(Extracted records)
····················
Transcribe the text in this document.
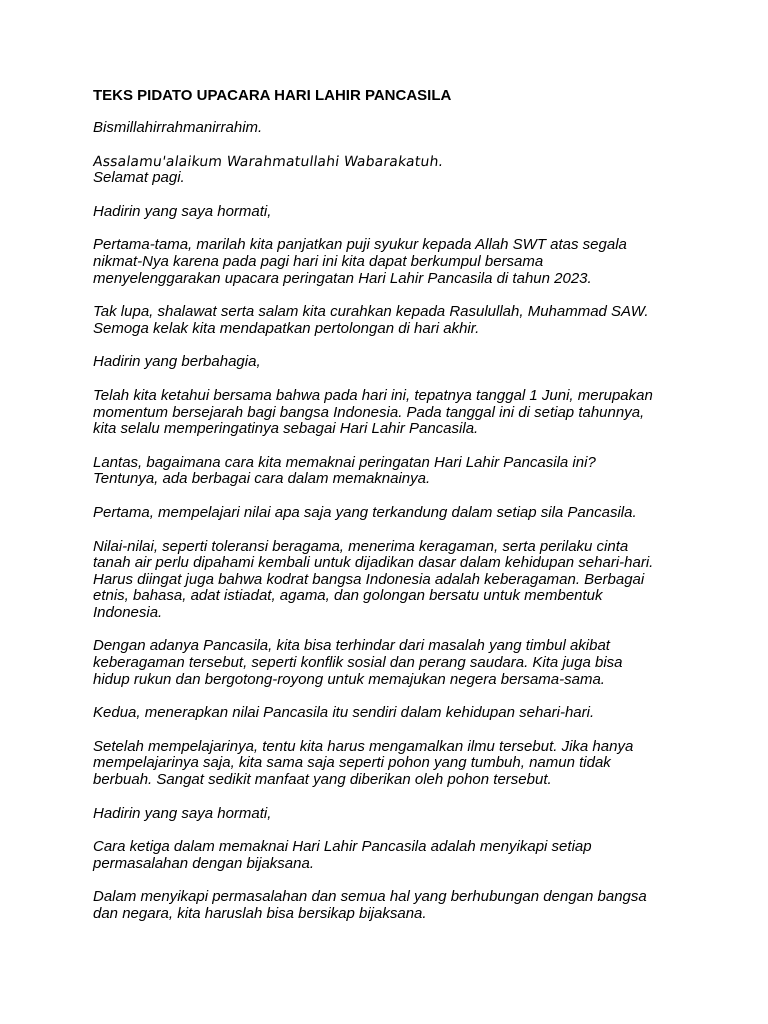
TEKS PIDATO UPACARA HARI LAHIR PANCASILA
Bismillahirrahmanirrahim.
Assalamu'alaikum Warahmatullahi Wabarakatuh.
Selamat pagi.
Hadirin yang saya hormati,
Pertama-tama, marilah kita panjatkan puji syukur kepada Allah SWT atas segala
nikmat-Nya karena pada pagi hari ini kita dapat berkumpul bersama
menyelenggarakan upacara peringatan Hari Lahir Pancasila di tahun 2023.
Tak lupa, shalawat serta salam kita curahkan kepada Rasulullah, Muhammad SAW.
Semoga kelak kita mendapatkan pertolongan di hari akhir.
Hadirin yang berbahagia,
Telah kita ketahui bersama bahwa pada hari ini, tepatnya tanggal 1 Juni, merupakan
momentum bersejarah bagi bangsa Indonesia. Pada tanggal ini di setiap tahunnya,
kita selalu memperingatinya sebagai Hari Lahir Pancasila.
Lantas, bagaimana cara kita memaknai peringatan Hari Lahir Pancasila ini?
Tentunya, ada berbagai cara dalam memaknainya.
Pertama, mempelajari nilai apa saja yang terkandung dalam setiap sila Pancasila.
Nilai-nilai, seperti toleransi beragama, menerima keragaman, serta perilaku cinta
tanah air perlu dipahami kembali untuk dijadikan dasar dalam kehidupan sehari-hari.
Harus diingat juga bahwa kodrat bangsa Indonesia adalah keberagaman. Berbagai
etnis, bahasa, adat istiadat, agama, dan golongan bersatu untuk membentuk
Indonesia.
Dengan adanya Pancasila, kita bisa terhindar dari masalah yang timbul akibat
keberagaman tersebut, seperti konflik sosial dan perang saudara. Kita juga bisa
hidup rukun dan bergotong-royong untuk memajukan negera bersama-sama.
Kedua, menerapkan nilai Pancasila itu sendiri dalam kehidupan sehari-hari.
Setelah mempelajarinya, tentu kita harus mengamalkan ilmu tersebut. Jika hanya
mempelajarinya saja, kita sama saja seperti pohon yang tumbuh, namun tidak
berbuah. Sangat sedikit manfaat yang diberikan oleh pohon tersebut.
Hadirin yang saya hormati,
Cara ketiga dalam memaknai Hari Lahir Pancasila adalah menyikapi setiap
permasalahan dengan bijaksana.
Dalam menyikapi permasalahan dan semua hal yang berhubungan dengan bangsa
dan negara, kita haruslah bisa bersikap bijaksana.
····················
- [WHAT TO WORK ON] Lines that include the word "pohon" are to be extracted from the data above.

- [TASK OUTPUT]
mempelajarinya saja, kita sama saja seperti pohon yang tumbuh, namun tidak
berbuah. Sangat sedikit manfaat yang diberikan oleh pohon tersebut.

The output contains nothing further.